▶ [OBJECTIVE] Write every entry out again exactly, please, and skip the pictures.

---+---

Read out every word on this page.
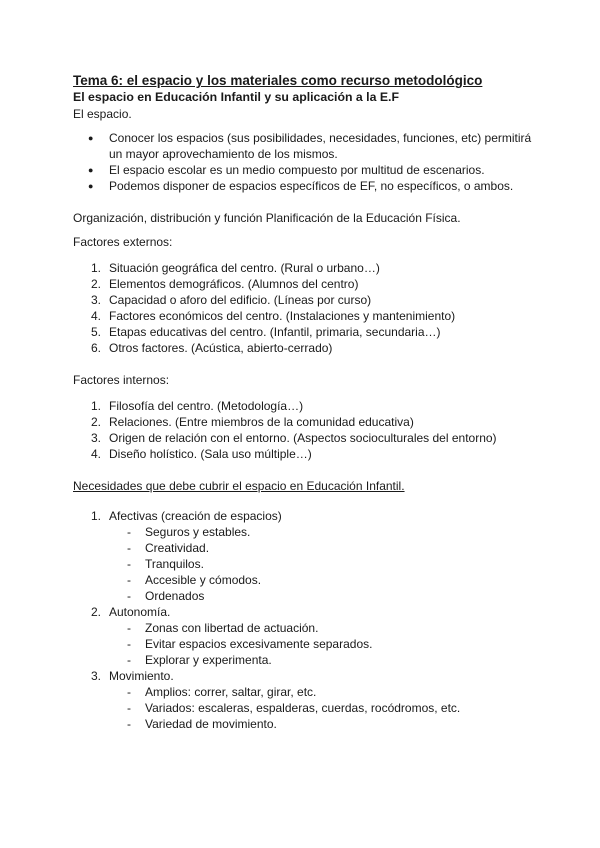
Tema 6: el espacio y los materiales como recurso metodológico

El espacio en Educación Infantil y su aplicación a la E.F

El espacio.

● Conocer los espacios (sus posibilidades, necesidades, funciones, etc) permitirá un mayor aprovechamiento de los mismos.
● El espacio escolar es un medio compuesto por multitud de escenarios.
● Podemos disponer de espacios específicos de EF, no específicos, o ambos.

Organización, distribución y función Planificación de la Educación Física.

Factores externos:

1. Situación geográfica del centro. (Rural o urbano…)
2. Elementos demográficos. (Alumnos del centro)
3. Capacidad o aforo del edificio. (Líneas por curso)
4. Factores económicos del centro. (Instalaciones y mantenimiento)
5. Etapas educativas del centro. (Infantil, primaria, secundaria…)
6. Otros factores. (Acústica, abierto-cerrado)

Factores internos:

1. Filosofía del centro. (Metodología…)
2. Relaciones. (Entre miembros de la comunidad educativa)
3. Origen de relación con el entorno. (Aspectos socioculturales del entorno)
4. Diseño holístico. (Sala uso múltiple…)

Necesidades que debe cubrir el espacio en Educación Infantil.

1. Afectivas (creación de espacios)
- Seguros y estables.
- Creatividad.
- Tranquilos.
- Accesible y cómodos.
- Ordenados
2. Autonomía.
- Zonas con libertad de actuación.
- Evitar espacios excesivamente separados.
- Explorar y experimenta.
3. Movimiento.
- Amplios: correr, saltar, girar, etc.
- Variados: escaleras, espalderas, cuerdas, rocódromos, etc.
- Variedad de movimiento.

---+---

▶ [RESPONSE TO THE EXERCISE]
Read out every word on this page.
Tema 6: el espacio y los materiales como recurso metodológico

El espacio en Educación Infantil y su aplicación a la E.F

El espacio.

● Conocer los espacios (sus posibilidades, necesidades, funciones, etc) permitirá un mayor aprovechamiento de los mismos.
● El espacio escolar es un medio compuesto por multitud de escenarios.
● Podemos disponer de espacios específicos de EF, no específicos, o ambos.

Organización, distribución y función Planificación de la Educación Física.

Factores externos:

1. Situación geográfica del centro. (Rural o urbano…)
2. Elementos demográficos. (Alumnos del centro)
3. Capacidad o aforo del edificio. (Líneas por curso)
4. Factores económicos del centro. (Instalaciones y mantenimiento)
5. Etapas educativas del centro. (Infantil, primaria, secundaria…)
6. Otros factores. (Acústica, abierto-cerrado)

Factores internos:

1. Filosofía del centro. (Metodología…)
2. Relaciones. (Entre miembros de la comunidad educativa)
3. Origen de relación con el entorno. (Aspectos socioculturales del entorno)
4. Diseño holístico. (Sala uso múltiple…)

Necesidades que debe cubrir el espacio en Educación Infantil.

1. Afectivas (creación de espacios)
- Seguros y estables.
- Creatividad.
- Tranquilos.
- Accesible y cómodos.
- Ordenados
2. Autonomía.
- Zonas con libertad de actuación.
- Evitar espacios excesivamente separados.
- Explorar y experimenta.
3. Movimiento.
- Amplios: correr, saltar, girar, etc.
- Variados: escaleras, espalderas, cuerdas, rocódromos, etc.
- Variedad de movimiento.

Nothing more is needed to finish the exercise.